--- BEGIN ---
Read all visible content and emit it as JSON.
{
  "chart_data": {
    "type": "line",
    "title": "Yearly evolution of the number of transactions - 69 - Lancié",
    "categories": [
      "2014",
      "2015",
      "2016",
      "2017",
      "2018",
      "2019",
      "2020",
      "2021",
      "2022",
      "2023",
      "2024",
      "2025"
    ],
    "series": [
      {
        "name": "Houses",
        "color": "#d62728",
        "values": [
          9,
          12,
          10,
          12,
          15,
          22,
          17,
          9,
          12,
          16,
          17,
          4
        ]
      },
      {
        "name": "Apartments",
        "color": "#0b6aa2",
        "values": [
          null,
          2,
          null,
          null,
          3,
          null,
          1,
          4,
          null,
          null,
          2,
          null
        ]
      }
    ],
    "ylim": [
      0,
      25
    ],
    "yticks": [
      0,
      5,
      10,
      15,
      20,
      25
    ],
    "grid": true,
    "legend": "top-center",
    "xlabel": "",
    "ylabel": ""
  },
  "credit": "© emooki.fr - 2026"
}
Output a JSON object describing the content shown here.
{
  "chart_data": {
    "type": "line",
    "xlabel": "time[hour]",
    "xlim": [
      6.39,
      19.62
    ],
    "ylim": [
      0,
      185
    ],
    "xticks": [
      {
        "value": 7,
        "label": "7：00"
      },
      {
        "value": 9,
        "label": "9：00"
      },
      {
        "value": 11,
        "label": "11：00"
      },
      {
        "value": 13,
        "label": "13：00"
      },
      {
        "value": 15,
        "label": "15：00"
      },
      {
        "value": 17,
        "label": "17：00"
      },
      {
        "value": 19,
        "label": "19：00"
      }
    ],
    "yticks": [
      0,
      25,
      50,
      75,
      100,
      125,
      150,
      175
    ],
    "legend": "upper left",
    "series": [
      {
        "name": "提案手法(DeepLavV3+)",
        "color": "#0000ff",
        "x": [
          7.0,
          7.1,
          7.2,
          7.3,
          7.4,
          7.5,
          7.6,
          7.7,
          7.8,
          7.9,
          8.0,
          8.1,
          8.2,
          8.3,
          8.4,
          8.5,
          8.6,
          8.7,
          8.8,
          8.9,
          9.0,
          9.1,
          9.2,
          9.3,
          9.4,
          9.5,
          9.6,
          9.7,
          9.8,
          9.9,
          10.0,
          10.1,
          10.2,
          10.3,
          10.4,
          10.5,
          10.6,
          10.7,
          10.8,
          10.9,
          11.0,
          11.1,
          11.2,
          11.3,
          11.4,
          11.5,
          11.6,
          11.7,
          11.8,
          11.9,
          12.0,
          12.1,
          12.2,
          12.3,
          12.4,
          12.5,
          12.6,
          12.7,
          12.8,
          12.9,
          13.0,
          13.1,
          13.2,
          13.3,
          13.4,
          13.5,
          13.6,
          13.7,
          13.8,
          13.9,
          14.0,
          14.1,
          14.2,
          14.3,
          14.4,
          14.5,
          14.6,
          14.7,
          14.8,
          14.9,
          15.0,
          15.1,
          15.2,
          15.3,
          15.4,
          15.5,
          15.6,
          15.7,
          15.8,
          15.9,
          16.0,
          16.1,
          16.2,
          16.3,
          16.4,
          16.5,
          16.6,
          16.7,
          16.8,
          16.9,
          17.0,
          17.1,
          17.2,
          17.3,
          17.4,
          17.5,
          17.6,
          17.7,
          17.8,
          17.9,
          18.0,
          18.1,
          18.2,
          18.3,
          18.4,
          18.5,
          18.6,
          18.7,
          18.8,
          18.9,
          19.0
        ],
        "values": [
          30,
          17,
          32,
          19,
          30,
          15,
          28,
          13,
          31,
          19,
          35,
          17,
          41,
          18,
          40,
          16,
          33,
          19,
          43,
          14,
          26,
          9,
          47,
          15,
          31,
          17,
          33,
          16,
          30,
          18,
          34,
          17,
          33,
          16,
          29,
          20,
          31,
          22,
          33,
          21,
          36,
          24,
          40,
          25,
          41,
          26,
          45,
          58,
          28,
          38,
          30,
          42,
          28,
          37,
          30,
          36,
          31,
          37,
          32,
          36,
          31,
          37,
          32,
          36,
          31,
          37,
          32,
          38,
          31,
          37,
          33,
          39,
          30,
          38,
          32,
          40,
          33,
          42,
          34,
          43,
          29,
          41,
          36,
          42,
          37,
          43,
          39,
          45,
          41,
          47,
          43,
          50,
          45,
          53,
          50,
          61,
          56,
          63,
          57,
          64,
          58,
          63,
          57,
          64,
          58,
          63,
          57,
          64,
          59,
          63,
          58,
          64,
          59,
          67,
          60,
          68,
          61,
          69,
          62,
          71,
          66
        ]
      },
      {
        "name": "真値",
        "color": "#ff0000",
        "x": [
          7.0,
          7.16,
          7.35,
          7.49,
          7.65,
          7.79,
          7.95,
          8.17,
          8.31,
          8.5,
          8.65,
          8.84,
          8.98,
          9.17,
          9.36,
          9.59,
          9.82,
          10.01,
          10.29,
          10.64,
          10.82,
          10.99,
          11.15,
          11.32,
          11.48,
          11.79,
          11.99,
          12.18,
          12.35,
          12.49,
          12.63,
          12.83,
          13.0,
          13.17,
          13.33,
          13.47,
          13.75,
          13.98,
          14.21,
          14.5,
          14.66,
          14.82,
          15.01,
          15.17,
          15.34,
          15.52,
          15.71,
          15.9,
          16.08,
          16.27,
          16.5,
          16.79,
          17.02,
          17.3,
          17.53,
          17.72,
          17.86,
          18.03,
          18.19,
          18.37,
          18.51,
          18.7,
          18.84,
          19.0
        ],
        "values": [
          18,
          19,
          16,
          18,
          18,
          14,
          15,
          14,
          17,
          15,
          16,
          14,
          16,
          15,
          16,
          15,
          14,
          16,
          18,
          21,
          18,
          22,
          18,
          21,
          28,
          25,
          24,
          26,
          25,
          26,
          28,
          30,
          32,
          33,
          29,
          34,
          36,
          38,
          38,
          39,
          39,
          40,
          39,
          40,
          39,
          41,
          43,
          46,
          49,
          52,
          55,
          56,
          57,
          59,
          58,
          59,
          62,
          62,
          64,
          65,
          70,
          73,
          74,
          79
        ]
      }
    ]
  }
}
--- END ---
Transcribe each entry precisely, missing none.

Read all visible content and emit it as JSON.
{
  "chart_data": {
    "type": "line",
    "title": "Yearly evolution of the number of transactions - 69 - Lancié",
    "categories": [
      "2014",
      "2015",
      "2016",
      "2017",
      "2018",
      "2019",
      "2020",
      "2021",
      "2022",
      "2023",
      "2024",
      "2025"
    ],
    "series": [
      {
        "name": "Houses",
        "color": "#d62728",
        "values": [
          9,
          12,
          10,
          12,
          15,
          22,
          17,
          9,
          12,
          16,
          17,
          4
        ]
      },
      {
        "name": "Apartments",
        "color": "#0b6aa2",
        "values": [
          null,
          2,
          null,
          null,
          3,
          null,
          1,
          4,
          null,
          null,
          2,
          null
        ]
      }
    ],
    "ylim": [
      0,
      25
    ],
    "yticks": [
      0,
      5,
      10,
      15,
      20,
      25
    ],
    "grid": true,
    "legend": "top-center",
    "xlabel": "",
    "ylabel": ""
  },
  "credit": "© emooki.fr - 2026"
}
Output a JSON object describing the content shown here.
{
  "chart_data": {
    "type": "line",
    "xlabel": "time[hour]",
    "xlim": [
      6.39,
      19.62
    ],
    "ylim": [
      0,
      185
    ],
    "xticks": [
      {
        "value": 7,
        "label": "7：00"
      },
      {
        "value": 9,
        "label": "9：00"
      },
      {
        "value": 11,
        "label": "11：00"
      },
      {
        "value": 13,
        "label": "13：00"
      },
      {
        "value": 15,
        "label": "15：00"
      },
      {
        "value": 17,
        "label": "17：00"
      },
      {
        "value": 19,
        "label": "19：00"
      }
    ],
    "yticks": [
      0,
      25,
      50,
      75,
      100,
      125,
      150,
      175
    ],
    "legend": "upper left",
    "series": [
      {
        "name": "提案手法(DeepLavV3+)",
        "color": "#0000ff",
        "x": [
          7.0,
          7.1,
          7.2,
          7.3,
          7.4,
          7.5,
          7.6,
          7.7,
          7.8,
          7.9,
          8.0,
          8.1,
          8.2,
          8.3,
          8.4,
          8.5,
          8.6,
          8.7,
          8.8,
          8.9,
          9.0,
          9.1,
          9.2,
          9.3,
          9.4,
          9.5,
          9.6,
          9.7,
          9.8,
          9.9,
          10.0,
          10.1,
          10.2,
          10.3,
          10.4,
          10.5,
          10.6,
          10.7,
          10.8,
          10.9,
          11.0,
          11.1,
          11.2,
          11.3,
          11.4,
          11.5,
          11.6,
          11.7,
          11.8,
          11.9,
          12.0,
          12.1,
          12.2,
          12.3,
          12.4,
          12.5,
          12.6,
          12.7,
          12.8,
          12.9,
          13.0,
          13.1,
          13.2,
          13.3,
          13.4,
          13.5,
          13.6,
          13.7,
          13.8,
          13.9,
          14.0,
          14.1,
          14.2,
          14.3,
          14.4,
          14.5,
          14.6,
          14.7,
          14.8,
          14.9,
          15.0,
          15.1,
          15.2,
          15.3,
          15.4,
          15.5,
          15.6,
          15.7,
          15.8,
          15.9,
          16.0,
          16.1,
          16.2,
          16.3,
          16.4,
          16.5,
          16.6,
          16.7,
          16.8,
          16.9,
          17.0,
          17.1,
          17.2,
          17.3,
          17.4,
          17.5,
          17.6,
          17.7,
          17.8,
          17.9,
          18.0,
          18.1,
          18.2,
          18.3,
          18.4,
          18.5,
          18.6,
          18.7,
          18.8,
          18.9,
          19.0
        ],
        "values": [
          30,
          17,
          32,
          19,
          30,
          15,
          28,
          13,
          31,
          19,
          35,
          17,
          41,
          18,
          40,
          16,
          33,
          19,
          43,
          14,
          26,
          9,
          47,
          15,
          31,
          17,
          33,
          16,
          30,
          18,
          34,
          17,
          33,
          16,
          29,
          20,
          31,
          22,
          33,
          21,
          36,
          24,
          40,
          25,
          41,
          26,
          45,
          58,
          28,
          38,
          30,
          42,
          28,
          37,
          30,
          36,
          31,
          37,
          32,
          36,
          31,
          37,
          32,
          36,
          31,
          37,
          32,
          38,
          31,
          37,
          33,
          39,
          30,
          38,
          32,
          40,
          33,
          42,
          34,
          43,
          29,
          41,
          36,
          42,
          37,
          43,
          39,
          45,
          41,
          47,
          43,
          50,
          45,
          53,
          50,
          61,
          56,
          63,
          57,
          64,
          58,
          63,
          57,
          64,
          58,
          63,
          57,
          64,
          59,
          63,
          58,
          64,
          59,
          67,
          60,
          68,
          61,
          69,
          62,
          71,
          66
        ]
      },
      {
        "name": "真値",
        "color": "#ff0000",
        "x": [
          7.0,
          7.16,
          7.35,
          7.49,
          7.65,
          7.79,
          7.95,
          8.17,
          8.31,
          8.5,
          8.65,
          8.84,
          8.98,
          9.17,
          9.36,
          9.59,
          9.82,
          10.01,
          10.29,
          10.64,
          10.82,
          10.99,
          11.15,
          11.32,
          11.48,
          11.79,
          11.99,
          12.18,
          12.35,
          12.49,
          12.63,
          12.83,
          13.0,
          13.17,
          13.33,
          13.47,
          13.75,
          13.98,
          14.21,
          14.5,
          14.66,
          14.82,
          15.01,
          15.17,
          15.34,
          15.52,
          15.71,
          15.9,
          16.08,
          16.27,
          16.5,
          16.79,
          17.02,
          17.3,
          17.53,
          17.72,
          17.86,
          18.03,
          18.19,
          18.37,
          18.51,
          18.7,
          18.84,
          19.0
        ],
        "values": [
          18,
          19,
          16,
          18,
          18,
          14,
          15,
          14,
          17,
          15,
          16,
          14,
          16,
          15,
          16,
          15,
          14,
          16,
          18,
          21,
          18,
          22,
          18,
          21,
          28,
          25,
          24,
          26,
          25,
          26,
          28,
          30,
          32,
          33,
          29,
          34,
          36,
          38,
          38,
          39,
          39,
          40,
          39,
          40,
          39,
          41,
          43,
          46,
          49,
          52,
          55,
          56,
          57,
          59,
          58,
          59,
          62,
          62,
          64,
          65,
          70,
          73,
          74,
          79
        ]
      }
    ]
  }
}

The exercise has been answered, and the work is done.